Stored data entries

— START —

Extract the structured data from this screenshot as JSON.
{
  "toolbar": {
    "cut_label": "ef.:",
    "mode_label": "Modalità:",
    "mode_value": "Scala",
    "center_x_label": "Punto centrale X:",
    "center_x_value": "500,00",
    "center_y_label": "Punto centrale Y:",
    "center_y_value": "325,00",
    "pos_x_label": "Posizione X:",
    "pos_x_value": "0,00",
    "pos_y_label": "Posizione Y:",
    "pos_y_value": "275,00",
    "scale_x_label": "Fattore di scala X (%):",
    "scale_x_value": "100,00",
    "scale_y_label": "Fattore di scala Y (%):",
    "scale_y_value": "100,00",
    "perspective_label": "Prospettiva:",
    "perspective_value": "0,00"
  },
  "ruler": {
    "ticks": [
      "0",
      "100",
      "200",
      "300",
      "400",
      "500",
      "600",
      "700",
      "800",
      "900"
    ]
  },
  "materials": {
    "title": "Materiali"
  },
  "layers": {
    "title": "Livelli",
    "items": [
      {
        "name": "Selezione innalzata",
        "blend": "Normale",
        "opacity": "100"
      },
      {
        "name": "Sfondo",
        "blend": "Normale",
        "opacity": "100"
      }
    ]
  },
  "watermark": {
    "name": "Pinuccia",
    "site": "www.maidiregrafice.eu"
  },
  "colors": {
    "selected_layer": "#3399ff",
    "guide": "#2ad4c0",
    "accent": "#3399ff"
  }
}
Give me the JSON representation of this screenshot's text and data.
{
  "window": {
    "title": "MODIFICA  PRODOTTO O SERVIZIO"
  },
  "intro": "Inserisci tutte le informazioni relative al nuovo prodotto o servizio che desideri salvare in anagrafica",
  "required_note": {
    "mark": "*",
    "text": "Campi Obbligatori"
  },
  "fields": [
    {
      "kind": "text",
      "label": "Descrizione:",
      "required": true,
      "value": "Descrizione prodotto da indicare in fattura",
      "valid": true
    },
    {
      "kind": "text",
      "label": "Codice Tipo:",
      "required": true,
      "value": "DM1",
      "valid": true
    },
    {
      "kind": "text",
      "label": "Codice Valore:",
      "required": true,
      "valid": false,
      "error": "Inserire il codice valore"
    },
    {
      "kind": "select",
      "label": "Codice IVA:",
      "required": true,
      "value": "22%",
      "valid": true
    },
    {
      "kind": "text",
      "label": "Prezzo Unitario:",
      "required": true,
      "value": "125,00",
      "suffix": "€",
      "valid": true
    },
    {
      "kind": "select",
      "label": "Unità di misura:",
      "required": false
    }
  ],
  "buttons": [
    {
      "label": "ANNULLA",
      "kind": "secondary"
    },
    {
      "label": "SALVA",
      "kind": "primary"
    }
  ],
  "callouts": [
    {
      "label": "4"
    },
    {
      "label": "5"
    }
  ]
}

— END —

## [Job]
Please quote every record above exactly as it appears.

## [Output of the exercise]
Extract the structured data from this screenshot as JSON.
{
  "toolbar": {
    "cut_label": "ef.:",
    "mode_label": "Modalità:",
    "mode_value": "Scala",
    "center_x_label": "Punto centrale X:",
    "center_x_value": "500,00",
    "center_y_label": "Punto centrale Y:",
    "center_y_value": "325,00",
    "pos_x_label": "Posizione X:",
    "pos_x_value": "0,00",
    "pos_y_label": "Posizione Y:",
    "pos_y_value": "275,00",
    "scale_x_label": "Fattore di scala X (%):",
    "scale_x_value": "100,00",
    "scale_y_label": "Fattore di scala Y (%):",
    "scale_y_value": "100,00",
    "perspective_label": "Prospettiva:",
    "perspective_value": "0,00"
  },
  "ruler": {
    "ticks": [
      "0",
      "100",
      "200",
      "300",
      "400",
      "500",
      "600",
      "700",
      "800",
      "900"
    ]
  },
  "materials": {
    "title": "Materiali"
  },
  "layers": {
    "title": "Livelli",
    "items": [
      {
        "name": "Selezione innalzata",
        "blend": "Normale",
        "opacity": "100"
      },
      {
        "name": "Sfondo",
        "blend": "Normale",
        "opacity": "100"
      }
    ]
  },
  "watermark": {
    "name": "Pinuccia",
    "site": "www.maidiregrafice.eu"
  },
  "colors": {
    "selected_layer": "#3399ff",
    "guide": "#2ad4c0",
    "accent": "#3399ff"
  }
}
Give me the JSON representation of this screenshot's text and data.
{
  "window": {
    "title": "MODIFICA  PRODOTTO O SERVIZIO"
  },
  "intro": "Inserisci tutte le informazioni relative al nuovo prodotto o servizio che desideri salvare in anagrafica",
  "required_note": {
    "mark": "*",
    "text": "Campi Obbligatori"
  },
  "fields": [
    {
      "kind": "text",
      "label": "Descrizione:",
      "required": true,
      "value": "Descrizione prodotto da indicare in fattura",
      "valid": true
    },
    {
      "kind": "text",
      "label": "Codice Tipo:",
      "required": true,
      "value": "DM1",
      "valid": true
    },
    {
      "kind": "text",
      "label": "Codice Valore:",
      "required": true,
      "valid": false,
      "error": "Inserire il codice valore"
    },
    {
      "kind": "select",
      "label": "Codice IVA:",
      "required": true,
      "value": "22%",
      "valid": true
    },
    {
      "kind": "text",
      "label": "Prezzo Unitario:",
      "required": true,
      "value": "125,00",
      "suffix": "€",
      "valid": true
    },
    {
      "kind": "select",
      "label": "Unità di misura:",
      "required": false
    }
  ],
  "buttons": [
    {
      "label": "ANNULLA",
      "kind": "secondary"
    },
    {
      "label": "SALVA",
      "kind": "primary"
    }
  ],
  "callouts": [
    {
      "label": "4"
    },
    {
      "label": "5"
    }
  ]
}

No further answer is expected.